◆ **Your task**
Set the listing down again in full, word for word, with the pictures left out.

(Records about charts and figures)
※
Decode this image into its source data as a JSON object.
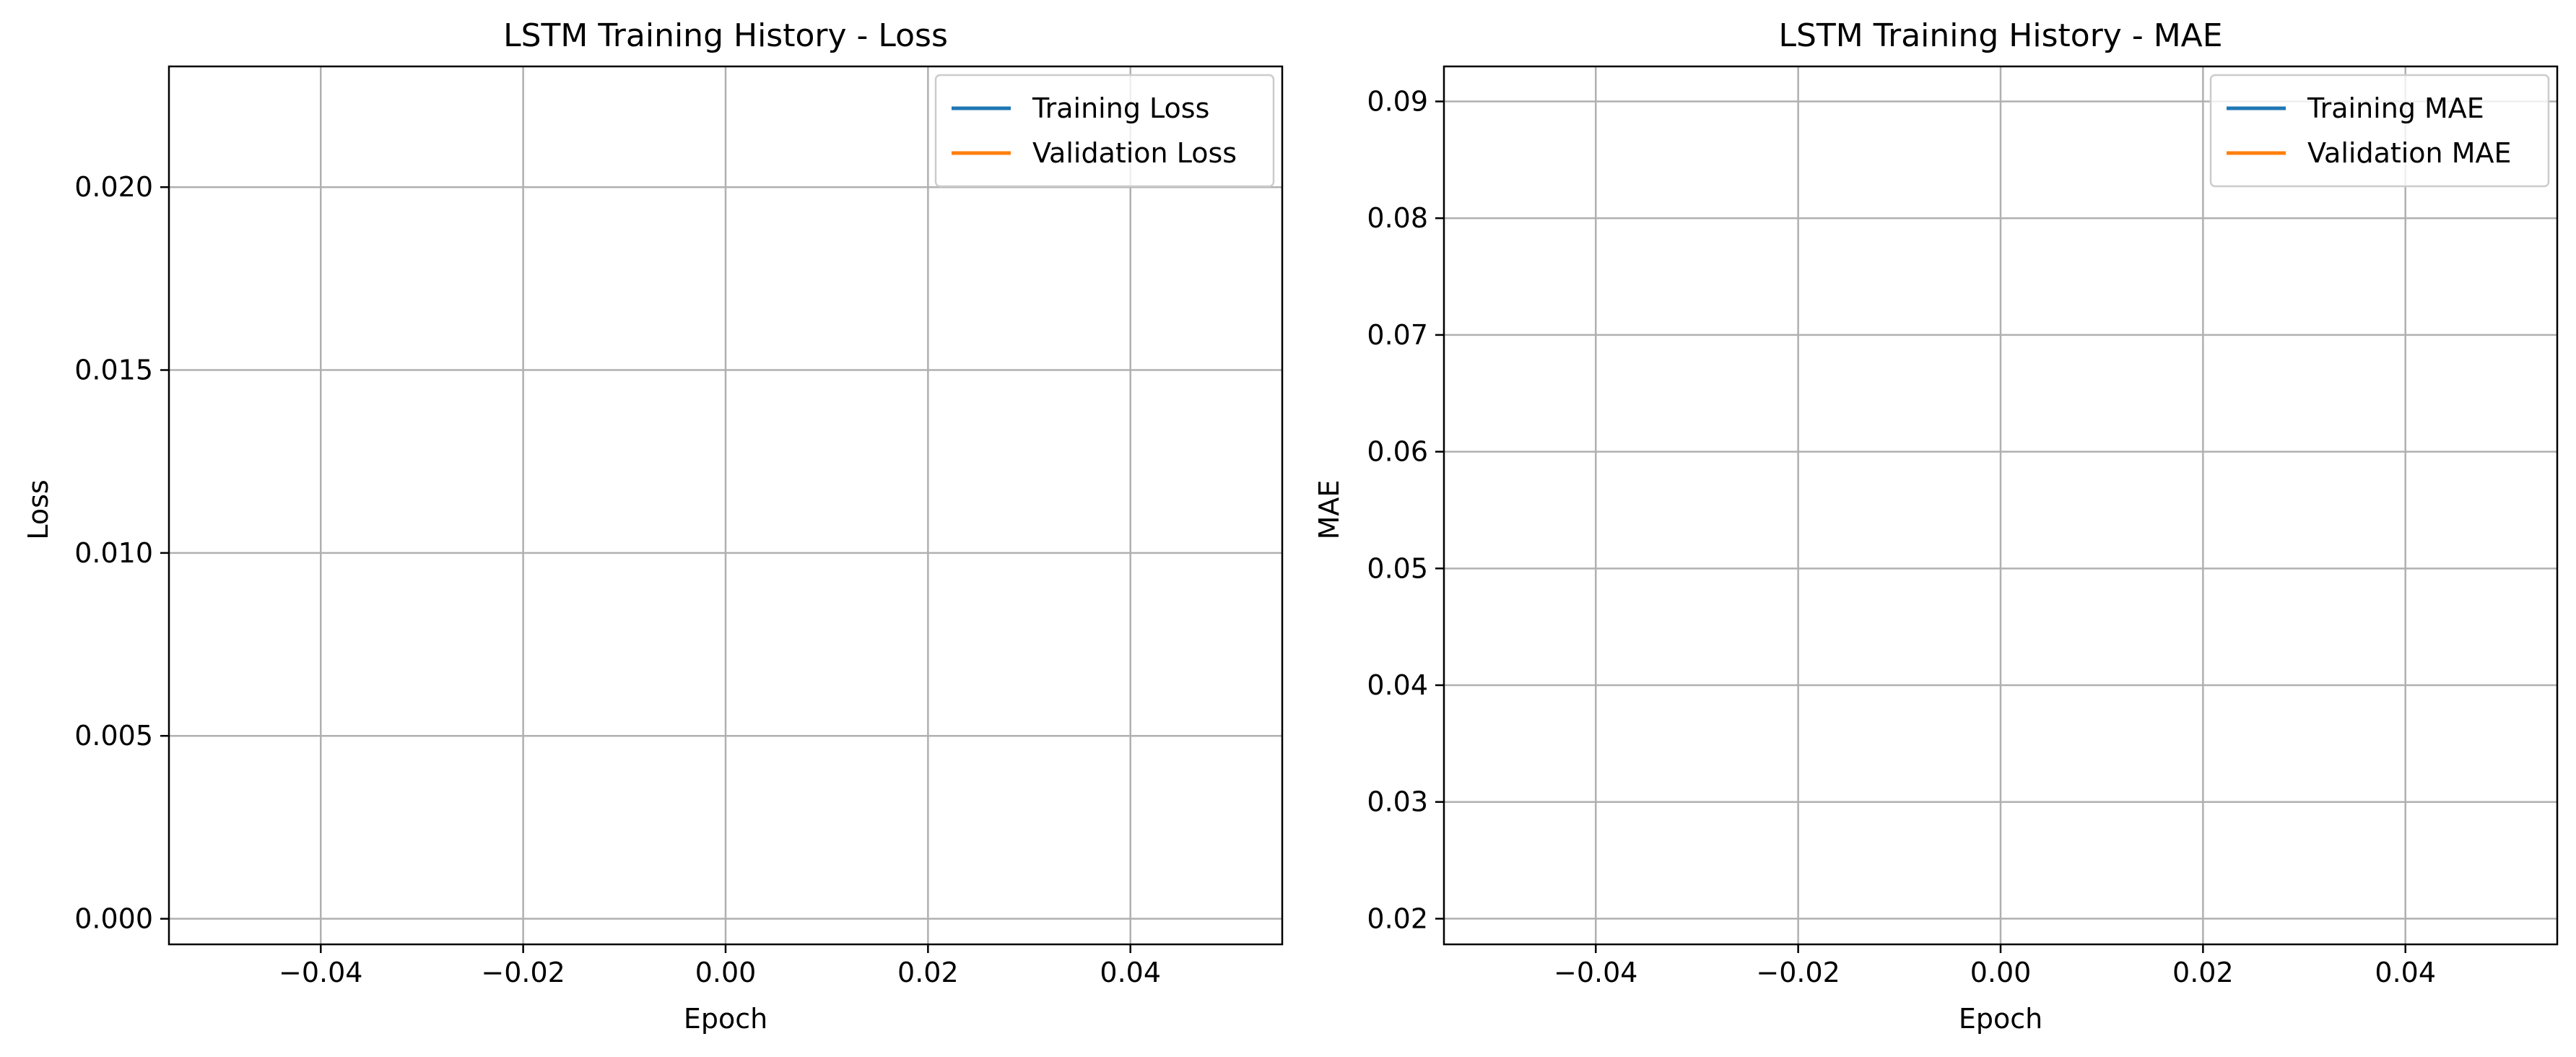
{
  "chart_data": [
    {
      "type": "line",
      "title": "LSTM Training History - Loss",
      "xlabel": "Epoch",
      "ylabel": "Loss",
      "xlim": [
        -0.055,
        0.055
      ],
      "ylim": [
        -0.0007,
        0.0233
      ],
      "x_ticks": [
        -0.04,
        -0.02,
        0.0,
        0.02,
        0.04
      ],
      "x_tick_labels": [
        "−0.04",
        "−0.02",
        "0.00",
        "0.02",
        "0.04"
      ],
      "y_ticks": [
        0.0,
        0.005,
        0.01,
        0.015,
        0.02
      ],
      "y_tick_labels": [
        "0.000",
        "0.005",
        "0.010",
        "0.015",
        "0.020"
      ],
      "grid": true,
      "legend_position": "upper right",
      "series": [
        {
          "name": "Training Loss",
          "color": "#1f77b4",
          "x": [],
          "y": []
        },
        {
          "name": "Validation Loss",
          "color": "#ff7f0e",
          "x": [],
          "y": []
        }
      ]
    },
    {
      "type": "line",
      "title": "LSTM Training History - MAE",
      "xlabel": "Epoch",
      "ylabel": "MAE",
      "xlim": [
        -0.055,
        0.055
      ],
      "ylim": [
        0.0178,
        0.093
      ],
      "x_ticks": [
        -0.04,
        -0.02,
        0.0,
        0.02,
        0.04
      ],
      "x_tick_labels": [
        "−0.04",
        "−0.02",
        "0.00",
        "0.02",
        "0.04"
      ],
      "y_ticks": [
        0.02,
        0.03,
        0.04,
        0.05,
        0.06,
        0.07,
        0.08,
        0.09
      ],
      "y_tick_labels": [
        "0.02",
        "0.03",
        "0.04",
        "0.05",
        "0.06",
        "0.07",
        "0.08",
        "0.09"
      ],
      "grid": true,
      "legend_position": "upper right",
      "series": [
        {
          "name": "Training MAE",
          "color": "#1f77b4",
          "x": [],
          "y": []
        },
        {
          "name": "Validation MAE",
          "color": "#ff7f0e",
          "x": [],
          "y": []
        }
      ]
    }
  ]
}
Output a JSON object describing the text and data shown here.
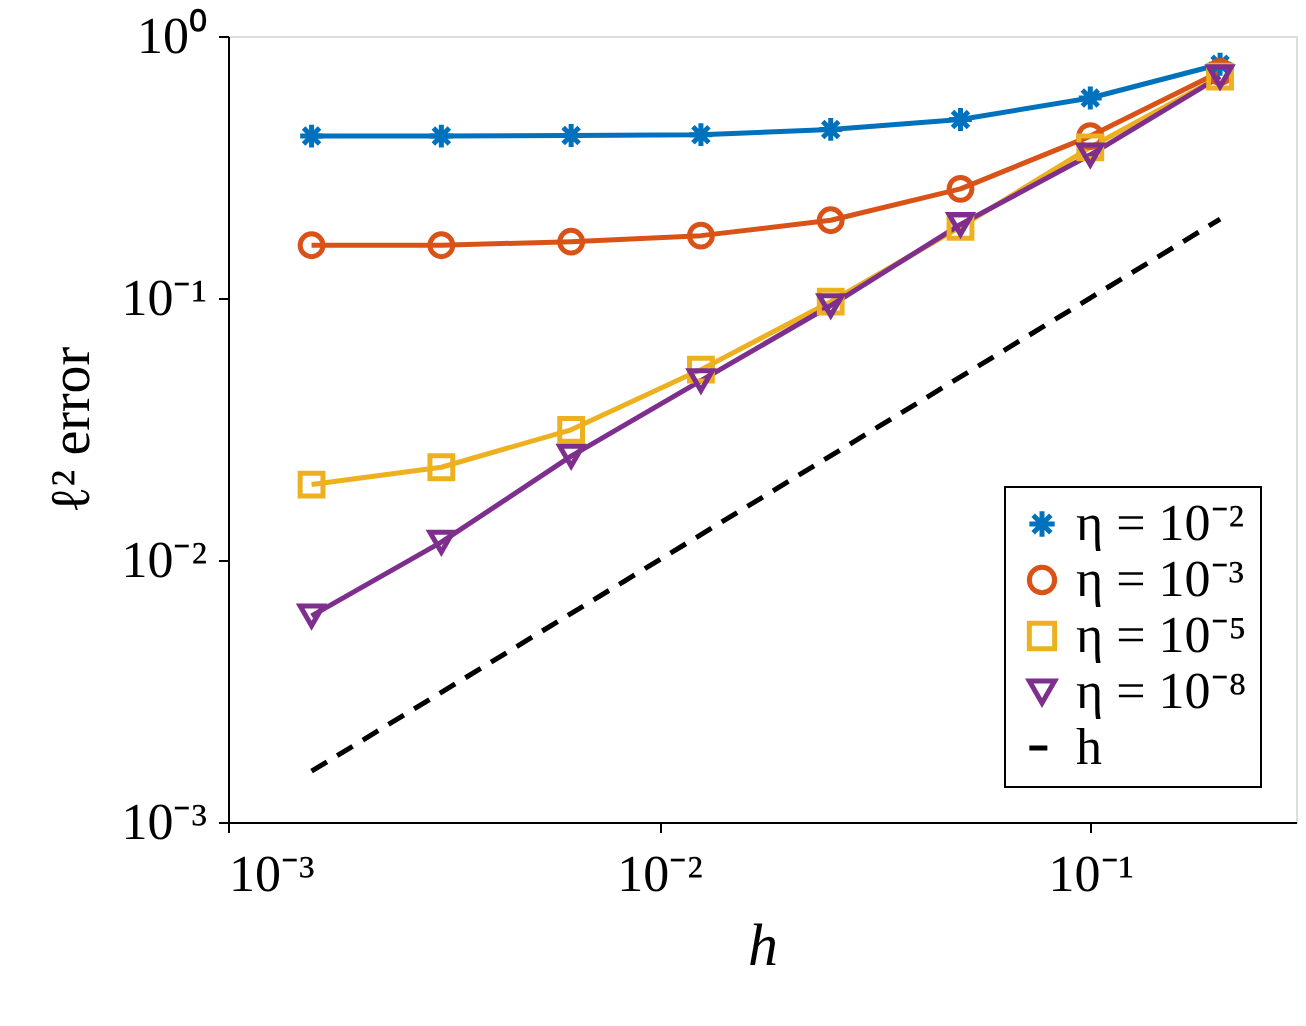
{
  "chart_data": {
    "type": "line",
    "xlabel": "h",
    "ylabel": "ℓ² error",
    "log": "xy",
    "grid": false,
    "legend": "bottom right",
    "xlim": [
      0.001,
      0.3
    ],
    "xticks": [
      {
        "value": 0.001,
        "label": "10⁻³"
      },
      {
        "value": 0.01,
        "label": "10⁻²"
      },
      {
        "value": 0.1,
        "label": "10⁻¹"
      }
    ],
    "ylim": [
      0.001,
      1
    ],
    "yticks": [
      {
        "value": 0.001,
        "label": "10⁻³"
      },
      {
        "value": 0.01,
        "label": "10⁻²"
      },
      {
        "value": 0.1,
        "label": "10⁻¹"
      },
      {
        "value": 1,
        "label": "10⁰"
      }
    ],
    "x": [
      0.0015625,
      0.003125,
      0.00625,
      0.0125,
      0.025,
      0.05,
      0.1,
      0.2
    ],
    "series": [
      {
        "name": "η = 10⁻²",
        "color": "#0072bd",
        "marker": "cross",
        "values": [
          0.415,
          0.415,
          0.417,
          0.42,
          0.44,
          0.48,
          0.58,
          0.78
        ]
      },
      {
        "name": "η = 10⁻³",
        "color": "#d95319",
        "marker": "circle",
        "values": [
          0.159,
          0.159,
          0.164,
          0.173,
          0.198,
          0.261,
          0.415,
          0.73
        ]
      },
      {
        "name": "η = 10⁻⁵",
        "color": "#edb120",
        "marker": "square",
        "values": [
          0.0194,
          0.0226,
          0.0314,
          0.0533,
          0.0968,
          0.187,
          0.376,
          0.7
        ]
      },
      {
        "name": "η = 10⁻⁸",
        "color": "#7e2f8e",
        "marker": "triangle",
        "values": [
          0.00612,
          0.0117,
          0.0249,
          0.0484,
          0.0936,
          0.191,
          0.352,
          0.7
        ]
      },
      {
        "name": "h",
        "color": "#000000",
        "marker": "none",
        "line_style": "dashed",
        "x": [
          0.0015625,
          0.2
        ],
        "values": [
          0.0015625,
          0.2
        ]
      }
    ]
  }
}
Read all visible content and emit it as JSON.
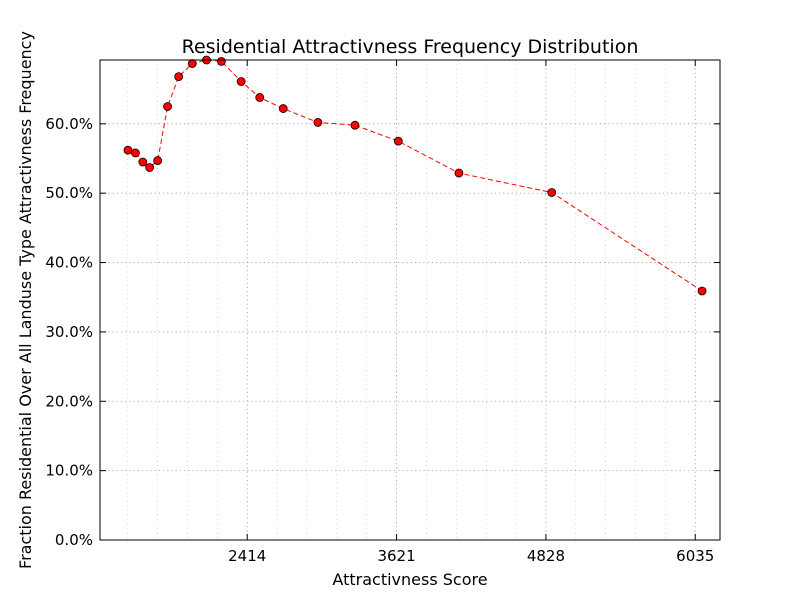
{
  "chart_data": {
    "type": "line",
    "title": "Residential Attractivness Frequency Distribution",
    "xlabel": "Attractivness Score",
    "ylabel": "Fraction Residential Over All Landuse Type Attractivness Frequency",
    "x_ticks": [
      2414,
      3621,
      4828,
      6035
    ],
    "x_tick_labels": [
      "2414",
      "3621",
      "4828",
      "6035"
    ],
    "y_ticks": [
      0,
      10,
      20,
      30,
      40,
      50,
      60
    ],
    "y_tick_labels": [
      "0.0%",
      "10.0%",
      "20.0%",
      "30.0%",
      "40.0%",
      "50.0%",
      "60.0%"
    ],
    "xlim": [
      1224,
      6235
    ],
    "ylim": [
      0,
      69.2
    ],
    "grid": true,
    "series": [
      {
        "color": "#ff0000",
        "line_style": "dashed",
        "marker": "circle",
        "x": [
          1450,
          1510,
          1570,
          1625,
          1690,
          1770,
          1860,
          1970,
          2085,
          2205,
          2365,
          2515,
          2705,
          2985,
          3285,
          3635,
          4125,
          4875,
          6090
        ],
        "y": [
          56.2,
          55.8,
          54.5,
          53.7,
          54.7,
          62.5,
          66.8,
          68.7,
          69.2,
          69.0,
          66.1,
          63.8,
          62.2,
          60.2,
          59.8,
          57.5,
          52.9,
          50.1,
          35.9
        ]
      }
    ]
  }
}
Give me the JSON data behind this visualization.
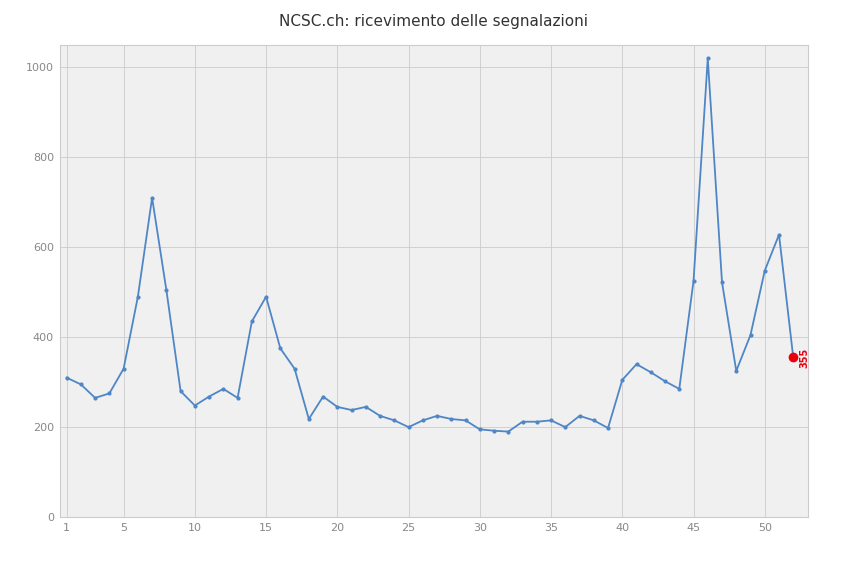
{
  "title": "NCSC.ch: ricevimento delle segnalazioni",
  "title_fontsize": 11,
  "line_color": "#4f86c6",
  "bg_color": "#ffffff",
  "plot_bg_color": "#f0f0f0",
  "grid_color": "#cccccc",
  "spine_color": "#cccccc",
  "tick_color": "#888888",
  "annotation_color": "#e8000d",
  "annotation_label": "355",
  "annotation_fontsize": 7,
  "weeks": [
    1,
    2,
    3,
    4,
    5,
    6,
    7,
    8,
    9,
    10,
    11,
    12,
    13,
    14,
    15,
    16,
    17,
    18,
    19,
    20,
    21,
    22,
    23,
    24,
    25,
    26,
    27,
    28,
    29,
    30,
    31,
    32,
    33,
    34,
    35,
    36,
    37,
    38,
    39,
    40,
    41,
    42,
    43,
    44,
    45,
    46,
    47,
    48,
    49,
    50,
    51,
    52
  ],
  "values": [
    310,
    295,
    265,
    275,
    330,
    490,
    710,
    505,
    280,
    248,
    268,
    285,
    265,
    435,
    490,
    375,
    330,
    218,
    268,
    245,
    238,
    245,
    225,
    215,
    200,
    215,
    225,
    218,
    215,
    195,
    192,
    190,
    212,
    212,
    215,
    200,
    225,
    215,
    198,
    305,
    340,
    322,
    302,
    285,
    525,
    1020,
    522,
    325,
    405,
    548,
    628,
    355
  ],
  "xlim": [
    0.5,
    53
  ],
  "ylim": [
    0,
    1050
  ],
  "yticks": [
    0,
    200,
    400,
    600,
    800,
    1000
  ],
  "xticks": [
    1,
    5,
    10,
    15,
    20,
    25,
    30,
    35,
    40,
    45,
    50
  ]
}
※
◆ **Exercise output**
Decode this image into its source data as a JSON object.
{
  "chart_data": [
    {
      "type": "line",
      "title": "LSTM Training History - Loss",
      "xlabel": "Epoch",
      "ylabel": "Loss",
      "xlim": [
        -0.055,
        0.055
      ],
      "ylim": [
        -0.0007,
        0.0233
      ],
      "x_ticks": [
        -0.04,
        -0.02,
        0.0,
        0.02,
        0.04
      ],
      "x_tick_labels": [
        "−0.04",
        "−0.02",
        "0.00",
        "0.02",
        "0.04"
      ],
      "y_ticks": [
        0.0,
        0.005,
        0.01,
        0.015,
        0.02
      ],
      "y_tick_labels": [
        "0.000",
        "0.005",
        "0.010",
        "0.015",
        "0.020"
      ],
      "grid": true,
      "legend_position": "upper right",
      "series": [
        {
          "name": "Training Loss",
          "color": "#1f77b4",
          "x": [],
          "y": []
        },
        {
          "name": "Validation Loss",
          "color": "#ff7f0e",
          "x": [],
          "y": []
        }
      ]
    },
    {
      "type": "line",
      "title": "LSTM Training History - MAE",
      "xlabel": "Epoch",
      "ylabel": "MAE",
      "xlim": [
        -0.055,
        0.055
      ],
      "ylim": [
        0.0178,
        0.093
      ],
      "x_ticks": [
        -0.04,
        -0.02,
        0.0,
        0.02,
        0.04
      ],
      "x_tick_labels": [
        "−0.04",
        "−0.02",
        "0.00",
        "0.02",
        "0.04"
      ],
      "y_ticks": [
        0.02,
        0.03,
        0.04,
        0.05,
        0.06,
        0.07,
        0.08,
        0.09
      ],
      "y_tick_labels": [
        "0.02",
        "0.03",
        "0.04",
        "0.05",
        "0.06",
        "0.07",
        "0.08",
        "0.09"
      ],
      "grid": true,
      "legend_position": "upper right",
      "series": [
        {
          "name": "Training MAE",
          "color": "#1f77b4",
          "x": [],
          "y": []
        },
        {
          "name": "Validation MAE",
          "color": "#ff7f0e",
          "x": [],
          "y": []
        }
      ]
    }
  ]
}
Output a JSON object describing the text and data shown here.
{
  "chart_data": {
    "type": "line",
    "xlabel": "h",
    "ylabel": "ℓ² error",
    "log": "xy",
    "grid": false,
    "legend": "bottom right",
    "xlim": [
      0.001,
      0.3
    ],
    "xticks": [
      {
        "value": 0.001,
        "label": "10⁻³"
      },
      {
        "value": 0.01,
        "label": "10⁻²"
      },
      {
        "value": 0.1,
        "label": "10⁻¹"
      }
    ],
    "ylim": [
      0.001,
      1
    ],
    "yticks": [
      {
        "value": 0.001,
        "label": "10⁻³"
      },
      {
        "value": 0.01,
        "label": "10⁻²"
      },
      {
        "value": 0.1,
        "label": "10⁻¹"
      },
      {
        "value": 1,
        "label": "10⁰"
      }
    ],
    "x": [
      0.0015625,
      0.003125,
      0.00625,
      0.0125,
      0.025,
      0.05,
      0.1,
      0.2
    ],
    "series": [
      {
        "name": "η = 10⁻²",
        "color": "#0072bd",
        "marker": "cross",
        "values": [
          0.415,
          0.415,
          0.417,
          0.42,
          0.44,
          0.48,
          0.58,
          0.78
        ]
      },
      {
        "name": "η = 10⁻³",
        "color": "#d95319",
        "marker": "circle",
        "values": [
          0.159,
          0.159,
          0.164,
          0.173,
          0.198,
          0.261,
          0.415,
          0.73
        ]
      },
      {
        "name": "η = 10⁻⁵",
        "color": "#edb120",
        "marker": "square",
        "values": [
          0.0194,
          0.0226,
          0.0314,
          0.0533,
          0.0968,
          0.187,
          0.376,
          0.7
        ]
      },
      {
        "name": "η = 10⁻⁸",
        "color": "#7e2f8e",
        "marker": "triangle",
        "values": [
          0.00612,
          0.0117,
          0.0249,
          0.0484,
          0.0936,
          0.191,
          0.352,
          0.7
        ]
      },
      {
        "name": "h",
        "color": "#000000",
        "marker": "none",
        "line_style": "dashed",
        "x": [
          0.0015625,
          0.2
        ],
        "values": [
          0.0015625,
          0.2
        ]
      }
    ]
  }
}
Read all visible content and emit it as JSON.
{
  "chart_data": {
    "type": "line",
    "title": "Residential Attractivness Frequency Distribution",
    "xlabel": "Attractivness Score",
    "ylabel": "Fraction Residential Over All Landuse Type Attractivness Frequency",
    "x_ticks": [
      2414,
      3621,
      4828,
      6035
    ],
    "x_tick_labels": [
      "2414",
      "3621",
      "4828",
      "6035"
    ],
    "y_ticks": [
      0,
      10,
      20,
      30,
      40,
      50,
      60
    ],
    "y_tick_labels": [
      "0.0%",
      "10.0%",
      "20.0%",
      "30.0%",
      "40.0%",
      "50.0%",
      "60.0%"
    ],
    "xlim": [
      1224,
      6235
    ],
    "ylim": [
      0,
      69.2
    ],
    "grid": true,
    "series": [
      {
        "color": "#ff0000",
        "line_style": "dashed",
        "marker": "circle",
        "x": [
          1450,
          1510,
          1570,
          1625,
          1690,
          1770,
          1860,
          1970,
          2085,
          2205,
          2365,
          2515,
          2705,
          2985,
          3285,
          3635,
          4125,
          4875,
          6090
        ],
        "y": [
          56.2,
          55.8,
          54.5,
          53.7,
          54.7,
          62.5,
          66.8,
          68.7,
          69.2,
          69.0,
          66.1,
          63.8,
          62.2,
          60.2,
          59.8,
          57.5,
          52.9,
          50.1,
          35.9
        ]
      }
    ]
  }
}
Give me the JSON data behind this visualization.
{
  "title": "NCSC.ch: ricevimento delle segnalazioni",
  "title_fontsize": 11,
  "line_color": "#4f86c6",
  "bg_color": "#ffffff",
  "plot_bg_color": "#f0f0f0",
  "grid_color": "#cccccc",
  "spine_color": "#cccccc",
  "tick_color": "#888888",
  "annotation_color": "#e8000d",
  "annotation_label": "355",
  "annotation_fontsize": 7,
  "weeks": [
    1,
    2,
    3,
    4,
    5,
    6,
    7,
    8,
    9,
    10,
    11,
    12,
    13,
    14,
    15,
    16,
    17,
    18,
    19,
    20,
    21,
    22,
    23,
    24,
    25,
    26,
    27,
    28,
    29,
    30,
    31,
    32,
    33,
    34,
    35,
    36,
    37,
    38,
    39,
    40,
    41,
    42,
    43,
    44,
    45,
    46,
    47,
    48,
    49,
    50,
    51,
    52
  ],
  "values": [
    310,
    295,
    265,
    275,
    330,
    490,
    710,
    505,
    280,
    248,
    268,
    285,
    265,
    435,
    490,
    375,
    330,
    218,
    268,
    245,
    238,
    245,
    225,
    215,
    200,
    215,
    225,
    218,
    215,
    195,
    192,
    190,
    212,
    212,
    215,
    200,
    225,
    215,
    198,
    305,
    340,
    322,
    302,
    285,
    525,
    1020,
    522,
    325,
    405,
    548,
    628,
    355
  ],
  "xlim": [
    0.5,
    53
  ],
  "ylim": [
    0,
    1050
  ],
  "yticks": [
    0,
    200,
    400,
    600,
    800,
    1000
  ],
  "xticks": [
    1,
    5,
    10,
    15,
    20,
    25,
    30,
    35,
    40,
    45,
    50
  ]
}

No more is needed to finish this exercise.